» **Objective**:
Scan the data below. Pull out each line where "собственную" occurs.

» **Records shown**:
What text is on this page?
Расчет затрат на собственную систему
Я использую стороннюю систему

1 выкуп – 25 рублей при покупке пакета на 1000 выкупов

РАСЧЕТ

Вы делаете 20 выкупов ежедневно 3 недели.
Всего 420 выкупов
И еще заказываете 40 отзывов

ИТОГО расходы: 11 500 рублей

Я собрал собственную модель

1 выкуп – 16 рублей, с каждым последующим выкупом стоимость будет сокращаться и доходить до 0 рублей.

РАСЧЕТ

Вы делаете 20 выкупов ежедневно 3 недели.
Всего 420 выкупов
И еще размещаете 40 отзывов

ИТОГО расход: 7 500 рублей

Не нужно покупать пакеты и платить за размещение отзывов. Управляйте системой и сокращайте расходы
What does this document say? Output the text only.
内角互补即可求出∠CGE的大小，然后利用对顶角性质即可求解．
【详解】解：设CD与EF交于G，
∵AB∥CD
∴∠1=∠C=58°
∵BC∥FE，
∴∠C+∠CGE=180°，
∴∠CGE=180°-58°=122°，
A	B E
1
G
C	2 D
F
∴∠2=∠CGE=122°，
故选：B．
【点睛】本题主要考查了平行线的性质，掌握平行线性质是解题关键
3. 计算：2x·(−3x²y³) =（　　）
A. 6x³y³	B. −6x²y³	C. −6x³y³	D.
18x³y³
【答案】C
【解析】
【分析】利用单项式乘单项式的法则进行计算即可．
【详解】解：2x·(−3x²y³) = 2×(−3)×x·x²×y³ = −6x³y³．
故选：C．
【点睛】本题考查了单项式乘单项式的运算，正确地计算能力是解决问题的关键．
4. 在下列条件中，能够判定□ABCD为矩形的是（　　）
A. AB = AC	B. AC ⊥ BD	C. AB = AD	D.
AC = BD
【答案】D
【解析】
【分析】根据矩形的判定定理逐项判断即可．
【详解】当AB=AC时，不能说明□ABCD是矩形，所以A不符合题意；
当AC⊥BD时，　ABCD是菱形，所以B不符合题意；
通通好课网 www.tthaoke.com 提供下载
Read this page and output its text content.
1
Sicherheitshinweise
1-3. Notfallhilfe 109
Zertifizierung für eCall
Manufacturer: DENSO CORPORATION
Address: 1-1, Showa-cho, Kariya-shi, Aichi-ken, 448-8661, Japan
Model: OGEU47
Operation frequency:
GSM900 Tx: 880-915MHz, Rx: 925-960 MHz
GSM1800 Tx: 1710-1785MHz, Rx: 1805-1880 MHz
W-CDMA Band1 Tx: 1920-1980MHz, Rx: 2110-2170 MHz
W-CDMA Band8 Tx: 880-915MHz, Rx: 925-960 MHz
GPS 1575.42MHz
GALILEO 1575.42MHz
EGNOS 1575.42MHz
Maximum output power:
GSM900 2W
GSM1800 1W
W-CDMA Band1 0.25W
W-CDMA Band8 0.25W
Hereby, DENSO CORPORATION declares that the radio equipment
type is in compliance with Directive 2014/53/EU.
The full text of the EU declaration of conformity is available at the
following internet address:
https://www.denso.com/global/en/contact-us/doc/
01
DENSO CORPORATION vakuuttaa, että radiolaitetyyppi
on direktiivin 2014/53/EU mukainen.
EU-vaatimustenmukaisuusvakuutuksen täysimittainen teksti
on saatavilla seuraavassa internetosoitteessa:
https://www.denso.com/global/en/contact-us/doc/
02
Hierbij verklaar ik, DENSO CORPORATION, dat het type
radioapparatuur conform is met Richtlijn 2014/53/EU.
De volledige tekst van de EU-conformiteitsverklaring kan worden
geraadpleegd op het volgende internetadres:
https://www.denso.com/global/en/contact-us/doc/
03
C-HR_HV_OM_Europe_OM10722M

» **Exercise result**:
Расчет затрат на собственную систему
Я собрал собственную модель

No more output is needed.